## Objective
Every line of the material is to be quoted verbatim, minus the pictures.

==== Records for this exercise ====

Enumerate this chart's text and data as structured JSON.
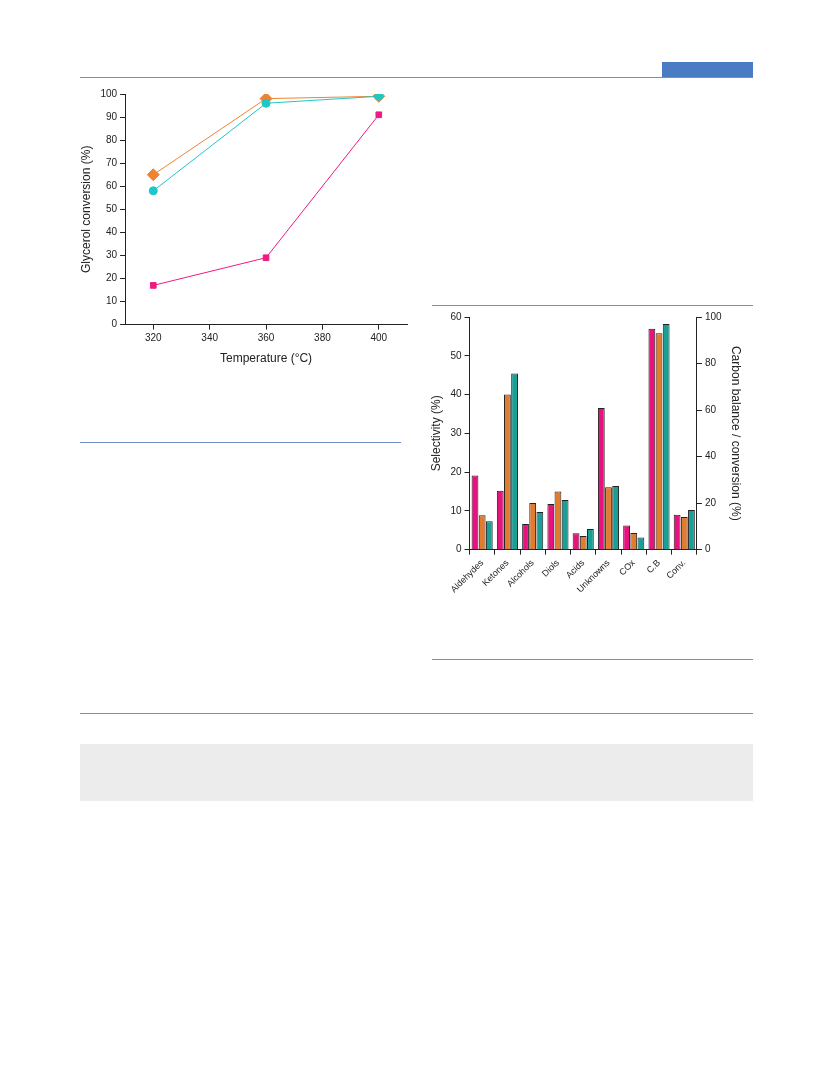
{
  "chart_data": [
    {
      "type": "line",
      "xlabel": "Temperature (°C)",
      "ylabel": "Glycerol conversion (%)",
      "x": [
        320,
        360,
        400
      ],
      "xlim": [
        310,
        410
      ],
      "xticks": [
        320,
        340,
        360,
        380,
        400
      ],
      "ylim": [
        0,
        100
      ],
      "yticks": [
        0,
        10,
        20,
        30,
        40,
        50,
        60,
        70,
        80,
        90,
        100
      ],
      "grid": false,
      "legend": false,
      "line_style": "solid",
      "series": [
        {
          "color": "#f08331",
          "marker": "diamond",
          "values": [
            65,
            98,
            99
          ]
        },
        {
          "color": "#1ec8c8",
          "marker": "circle",
          "values": [
            58,
            96,
            99
          ]
        },
        {
          "color": "#ef1a82",
          "marker": "square",
          "values": [
            17,
            29,
            91
          ]
        }
      ]
    },
    {
      "type": "bar",
      "ylabel": "Selectivity (%)",
      "y2label": "Carbon balance / conversion (%)",
      "categories": [
        "Aldehydes",
        "Ketones",
        "Alcohols",
        "Diols",
        "Acids",
        "Unknowns",
        "COx",
        "C.B",
        "Conv."
      ],
      "ylim": [
        0,
        60
      ],
      "yticks": [
        0,
        10,
        20,
        30,
        40,
        50,
        60
      ],
      "y2lim": [
        0,
        100
      ],
      "y2ticks": [
        0,
        20,
        40,
        60,
        80,
        100
      ],
      "grid": false,
      "legend": false,
      "series": [
        {
          "color": "#e8127f",
          "values": [
            19.1,
            15.2,
            6.6,
            11.8,
            4.2,
            36.5,
            6.2,
            null,
            null
          ]
        },
        {
          "color": "#e07b2f",
          "values": [
            8.9,
            40,
            12,
            15,
            3.5,
            16.1,
            4.3,
            null,
            null
          ]
        },
        {
          "color": "#1a9e96",
          "values": [
            7.3,
            45.4,
            9.7,
            12.8,
            5.3,
            16.4,
            3.1,
            null,
            null
          ]
        },
        {
          "color": "#e8127f",
          "axis": "y2",
          "values": [
            null,
            null,
            null,
            null,
            null,
            null,
            null,
            95,
            15
          ]
        },
        {
          "color": "#e07b2f",
          "axis": "y2",
          "values": [
            null,
            null,
            null,
            null,
            null,
            null,
            null,
            93,
            14
          ]
        },
        {
          "color": "#1a9e96",
          "axis": "y2",
          "values": [
            null,
            null,
            null,
            null,
            null,
            null,
            null,
            97,
            17
          ]
        }
      ]
    }
  ]
}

====

## The answer
Enumerate this chart's text and data as structured JSON.
{
  "chart_data": [
    {
      "type": "line",
      "xlabel": "Temperature (°C)",
      "ylabel": "Glycerol conversion (%)",
      "x": [
        320,
        360,
        400
      ],
      "xlim": [
        310,
        410
      ],
      "xticks": [
        320,
        340,
        360,
        380,
        400
      ],
      "ylim": [
        0,
        100
      ],
      "yticks": [
        0,
        10,
        20,
        30,
        40,
        50,
        60,
        70,
        80,
        90,
        100
      ],
      "grid": false,
      "legend": false,
      "line_style": "solid",
      "series": [
        {
          "color": "#f08331",
          "marker": "diamond",
          "values": [
            65,
            98,
            99
          ]
        },
        {
          "color": "#1ec8c8",
          "marker": "circle",
          "values": [
            58,
            96,
            99
          ]
        },
        {
          "color": "#ef1a82",
          "marker": "square",
          "values": [
            17,
            29,
            91
          ]
        }
      ]
    },
    {
      "type": "bar",
      "ylabel": "Selectivity (%)",
      "y2label": "Carbon balance / conversion (%)",
      "categories": [
        "Aldehydes",
        "Ketones",
        "Alcohols",
        "Diols",
        "Acids",
        "Unknowns",
        "COx",
        "C.B",
        "Conv."
      ],
      "ylim": [
        0,
        60
      ],
      "yticks": [
        0,
        10,
        20,
        30,
        40,
        50,
        60
      ],
      "y2lim": [
        0,
        100
      ],
      "y2ticks": [
        0,
        20,
        40,
        60,
        80,
        100
      ],
      "grid": false,
      "legend": false,
      "series": [
        {
          "color": "#e8127f",
          "values": [
            19.1,
            15.2,
            6.6,
            11.8,
            4.2,
            36.5,
            6.2,
            null,
            null
          ]
        },
        {
          "color": "#e07b2f",
          "values": [
            8.9,
            40,
            12,
            15,
            3.5,
            16.1,
            4.3,
            null,
            null
          ]
        },
        {
          "color": "#1a9e96",
          "values": [
            7.3,
            45.4,
            9.7,
            12.8,
            5.3,
            16.4,
            3.1,
            null,
            null
          ]
        },
        {
          "color": "#e8127f",
          "axis": "y2",
          "values": [
            null,
            null,
            null,
            null,
            null,
            null,
            null,
            95,
            15
          ]
        },
        {
          "color": "#e07b2f",
          "axis": "y2",
          "values": [
            null,
            null,
            null,
            null,
            null,
            null,
            null,
            93,
            14
          ]
        },
        {
          "color": "#1a9e96",
          "axis": "y2",
          "values": [
            null,
            null,
            null,
            null,
            null,
            null,
            null,
            97,
            17
          ]
        }
      ]
    }
  ]
}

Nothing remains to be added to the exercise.